** Stated problem **
Below are the records; copy each line in them that holds the word "kind".

Extracted data entries:
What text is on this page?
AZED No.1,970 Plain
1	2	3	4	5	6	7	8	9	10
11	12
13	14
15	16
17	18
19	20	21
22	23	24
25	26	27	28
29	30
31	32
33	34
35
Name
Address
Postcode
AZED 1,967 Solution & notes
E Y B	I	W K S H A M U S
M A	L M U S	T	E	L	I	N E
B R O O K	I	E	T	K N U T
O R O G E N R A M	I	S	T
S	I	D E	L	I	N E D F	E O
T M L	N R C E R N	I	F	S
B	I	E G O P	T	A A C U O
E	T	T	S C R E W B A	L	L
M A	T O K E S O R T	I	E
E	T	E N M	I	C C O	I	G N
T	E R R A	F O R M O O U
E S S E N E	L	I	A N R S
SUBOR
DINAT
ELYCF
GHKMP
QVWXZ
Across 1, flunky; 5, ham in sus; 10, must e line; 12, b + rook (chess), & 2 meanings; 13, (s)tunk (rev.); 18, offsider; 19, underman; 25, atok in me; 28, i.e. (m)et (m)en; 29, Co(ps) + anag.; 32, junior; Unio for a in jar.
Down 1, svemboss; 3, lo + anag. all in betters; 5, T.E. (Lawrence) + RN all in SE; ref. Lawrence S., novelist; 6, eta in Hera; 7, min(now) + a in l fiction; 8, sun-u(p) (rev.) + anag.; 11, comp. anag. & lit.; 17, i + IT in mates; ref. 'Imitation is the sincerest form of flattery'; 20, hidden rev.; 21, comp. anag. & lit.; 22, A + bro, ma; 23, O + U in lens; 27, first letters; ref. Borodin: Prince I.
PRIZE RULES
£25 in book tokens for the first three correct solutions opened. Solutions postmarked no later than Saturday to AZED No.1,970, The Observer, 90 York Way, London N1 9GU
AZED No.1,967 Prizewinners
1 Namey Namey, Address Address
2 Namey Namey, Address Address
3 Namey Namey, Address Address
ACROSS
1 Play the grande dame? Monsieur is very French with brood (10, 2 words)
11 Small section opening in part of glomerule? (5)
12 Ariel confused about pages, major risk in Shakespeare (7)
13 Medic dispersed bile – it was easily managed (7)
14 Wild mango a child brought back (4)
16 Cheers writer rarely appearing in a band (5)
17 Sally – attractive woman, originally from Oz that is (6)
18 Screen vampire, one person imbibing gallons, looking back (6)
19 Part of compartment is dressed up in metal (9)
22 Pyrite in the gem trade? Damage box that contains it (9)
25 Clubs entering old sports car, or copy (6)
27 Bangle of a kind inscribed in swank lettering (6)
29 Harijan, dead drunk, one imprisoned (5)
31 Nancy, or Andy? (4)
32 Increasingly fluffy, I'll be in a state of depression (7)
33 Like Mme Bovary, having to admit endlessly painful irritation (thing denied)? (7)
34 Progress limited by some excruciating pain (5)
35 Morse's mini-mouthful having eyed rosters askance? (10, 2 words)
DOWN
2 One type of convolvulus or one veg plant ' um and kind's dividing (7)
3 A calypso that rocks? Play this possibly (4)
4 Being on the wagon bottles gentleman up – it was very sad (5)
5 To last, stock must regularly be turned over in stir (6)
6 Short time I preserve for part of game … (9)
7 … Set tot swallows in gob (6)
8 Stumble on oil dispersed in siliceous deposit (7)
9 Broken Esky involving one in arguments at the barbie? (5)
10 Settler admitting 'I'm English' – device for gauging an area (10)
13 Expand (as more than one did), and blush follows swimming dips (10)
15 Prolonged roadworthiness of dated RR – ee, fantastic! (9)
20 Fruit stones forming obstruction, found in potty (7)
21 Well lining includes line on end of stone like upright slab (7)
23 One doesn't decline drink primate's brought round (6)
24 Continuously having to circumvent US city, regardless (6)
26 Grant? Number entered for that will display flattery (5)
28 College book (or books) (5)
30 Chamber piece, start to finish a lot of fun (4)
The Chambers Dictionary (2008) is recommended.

** Answer to the exercise **
27 Bangle of a kind inscribed in swank lettering (6)
2 One type of convolvulus or one veg plant ' um and kind's dividing (7)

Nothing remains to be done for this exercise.